HTTP 4xx/5xx URLs in Your Sitemap
Sitemaps are a trust signal: they tell Google which pages you want indexed. When those URLs return 404 Not Found, 410 Gone, 500 Internal Server Error, or 503 Service Unavailable, you're telling Google to crawl broken pages - and you're damaging your site's quality signals in the process.
What is this error?
Any URL in your sitemap.xml that does not return a 200 OK status when fetched is a broken entry. The four status classes you'll commonly see are: 404 (Not Found), 410 (Gone), 500 (Internal Server Error), and 503 (Service Unavailable). Google Search Console surfaces these under "Submitted URL not found (404)" and "Submitted URL has crawl issue" in the Pages report.
Why does it happen?
404s typically creep in when products are discontinued, blog posts are deleted, or URL slugs change without the sitemap generator being updated. 500s often point to slow database queries or memory limits on specific pages. 503s appear during deployments if your sitemap was generated before the deploy but URLs return 503 during cache warmup. Dynamic sitemaps pulling from stale caches are a major source of all three.
Why does it hurt SEO?
John Mueller has explicitly said that sitemaps with many 404s are treated as low-quality and can reduce how often Google processes the sitemap. For 5xx errors the impact is worse: Googlebot interprets them as server stress and throttles crawl rate across the entire domain. Over time, a dirty sitemap correlates with fewer pages getting discovered and slower indexing of new content.
How to detect it
Sitemap Fixer fetches every URL in your sitemap and reports the HTTP status code. You'll get a line-by-line breakdown: which URLs returned 404, 500, or 503, grouped by status. You can also check Search Console → Indexing → Pages for "Submitted URL not found (404)" and "Submitted URL has crawl issue" reports.

AIM: From the text on broken sitemap URLs, list every HTTP status code it names as a broken sitemap entry, each with its name.

PROVIDED DATA:

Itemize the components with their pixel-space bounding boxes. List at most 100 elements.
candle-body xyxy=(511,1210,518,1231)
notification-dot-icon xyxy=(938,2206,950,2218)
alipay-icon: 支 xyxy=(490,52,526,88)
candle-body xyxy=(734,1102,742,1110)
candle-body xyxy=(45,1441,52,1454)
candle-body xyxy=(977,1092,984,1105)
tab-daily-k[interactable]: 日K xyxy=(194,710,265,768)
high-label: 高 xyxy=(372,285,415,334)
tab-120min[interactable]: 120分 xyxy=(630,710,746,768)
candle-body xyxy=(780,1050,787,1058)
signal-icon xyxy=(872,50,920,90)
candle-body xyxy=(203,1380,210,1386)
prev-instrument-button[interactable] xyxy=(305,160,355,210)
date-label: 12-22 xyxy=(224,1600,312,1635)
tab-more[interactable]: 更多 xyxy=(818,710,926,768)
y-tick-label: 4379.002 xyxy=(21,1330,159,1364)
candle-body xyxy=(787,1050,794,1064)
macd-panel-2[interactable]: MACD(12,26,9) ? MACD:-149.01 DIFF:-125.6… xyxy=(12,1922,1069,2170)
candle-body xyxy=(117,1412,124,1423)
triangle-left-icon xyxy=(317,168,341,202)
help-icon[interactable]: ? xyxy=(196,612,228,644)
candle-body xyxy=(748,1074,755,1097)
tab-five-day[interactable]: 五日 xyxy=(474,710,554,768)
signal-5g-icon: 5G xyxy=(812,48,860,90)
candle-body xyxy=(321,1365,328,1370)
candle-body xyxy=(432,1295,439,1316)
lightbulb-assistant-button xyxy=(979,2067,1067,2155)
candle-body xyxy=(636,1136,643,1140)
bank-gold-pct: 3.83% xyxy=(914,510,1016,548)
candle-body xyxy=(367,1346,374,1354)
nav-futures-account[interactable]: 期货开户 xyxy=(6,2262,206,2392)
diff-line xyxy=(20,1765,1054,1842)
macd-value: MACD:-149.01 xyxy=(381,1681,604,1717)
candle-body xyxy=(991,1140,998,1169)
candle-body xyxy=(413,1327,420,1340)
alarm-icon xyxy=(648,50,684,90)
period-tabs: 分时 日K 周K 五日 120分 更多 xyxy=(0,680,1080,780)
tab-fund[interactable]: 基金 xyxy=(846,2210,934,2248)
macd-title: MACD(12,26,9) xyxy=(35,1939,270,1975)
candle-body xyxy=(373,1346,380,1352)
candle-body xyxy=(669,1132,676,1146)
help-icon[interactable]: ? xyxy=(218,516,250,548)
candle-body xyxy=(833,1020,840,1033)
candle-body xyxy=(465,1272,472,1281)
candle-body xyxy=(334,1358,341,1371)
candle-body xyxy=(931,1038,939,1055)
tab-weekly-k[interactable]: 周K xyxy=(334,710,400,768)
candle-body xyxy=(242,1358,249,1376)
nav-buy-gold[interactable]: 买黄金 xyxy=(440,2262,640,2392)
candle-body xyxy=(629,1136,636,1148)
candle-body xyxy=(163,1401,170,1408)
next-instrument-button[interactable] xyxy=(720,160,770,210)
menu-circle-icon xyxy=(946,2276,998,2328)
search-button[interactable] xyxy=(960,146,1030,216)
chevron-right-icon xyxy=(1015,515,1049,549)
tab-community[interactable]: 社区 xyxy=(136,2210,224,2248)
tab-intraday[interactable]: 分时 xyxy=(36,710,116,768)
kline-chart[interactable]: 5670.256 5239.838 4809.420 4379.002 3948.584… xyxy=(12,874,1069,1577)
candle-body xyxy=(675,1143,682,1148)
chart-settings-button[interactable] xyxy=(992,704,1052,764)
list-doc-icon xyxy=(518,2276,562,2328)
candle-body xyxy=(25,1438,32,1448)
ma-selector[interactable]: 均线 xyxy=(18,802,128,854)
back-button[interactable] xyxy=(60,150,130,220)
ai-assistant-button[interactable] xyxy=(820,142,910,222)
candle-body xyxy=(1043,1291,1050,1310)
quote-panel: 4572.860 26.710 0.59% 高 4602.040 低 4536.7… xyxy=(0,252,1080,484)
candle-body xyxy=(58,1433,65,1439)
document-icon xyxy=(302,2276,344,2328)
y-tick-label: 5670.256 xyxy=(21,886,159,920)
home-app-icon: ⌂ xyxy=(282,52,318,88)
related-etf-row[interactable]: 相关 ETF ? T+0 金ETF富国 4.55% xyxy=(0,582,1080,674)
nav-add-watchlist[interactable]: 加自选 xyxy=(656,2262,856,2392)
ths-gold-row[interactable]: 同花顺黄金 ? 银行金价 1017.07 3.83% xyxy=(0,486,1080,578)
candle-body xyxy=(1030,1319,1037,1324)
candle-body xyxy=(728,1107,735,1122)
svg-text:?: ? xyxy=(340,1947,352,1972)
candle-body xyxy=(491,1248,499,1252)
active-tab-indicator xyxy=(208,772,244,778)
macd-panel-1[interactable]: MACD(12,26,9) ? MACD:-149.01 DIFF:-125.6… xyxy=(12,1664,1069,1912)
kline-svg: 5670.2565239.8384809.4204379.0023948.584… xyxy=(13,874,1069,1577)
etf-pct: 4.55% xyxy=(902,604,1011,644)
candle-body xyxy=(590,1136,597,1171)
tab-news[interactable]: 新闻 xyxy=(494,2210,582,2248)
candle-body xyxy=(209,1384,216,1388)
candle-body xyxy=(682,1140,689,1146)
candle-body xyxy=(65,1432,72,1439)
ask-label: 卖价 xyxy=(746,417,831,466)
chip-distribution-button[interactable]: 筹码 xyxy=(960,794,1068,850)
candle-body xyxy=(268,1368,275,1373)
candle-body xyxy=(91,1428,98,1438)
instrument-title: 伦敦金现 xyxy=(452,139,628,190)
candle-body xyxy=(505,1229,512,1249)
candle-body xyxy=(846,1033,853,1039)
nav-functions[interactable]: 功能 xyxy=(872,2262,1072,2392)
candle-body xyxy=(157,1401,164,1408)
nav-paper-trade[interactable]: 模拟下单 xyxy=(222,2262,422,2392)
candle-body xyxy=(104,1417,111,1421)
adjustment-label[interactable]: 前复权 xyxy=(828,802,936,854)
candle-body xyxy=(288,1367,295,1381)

WRITTEN SOLUTION:
- 404 Not Found
- 410 Gone
- 500 Internal Server Error
- 503 Service Unavailable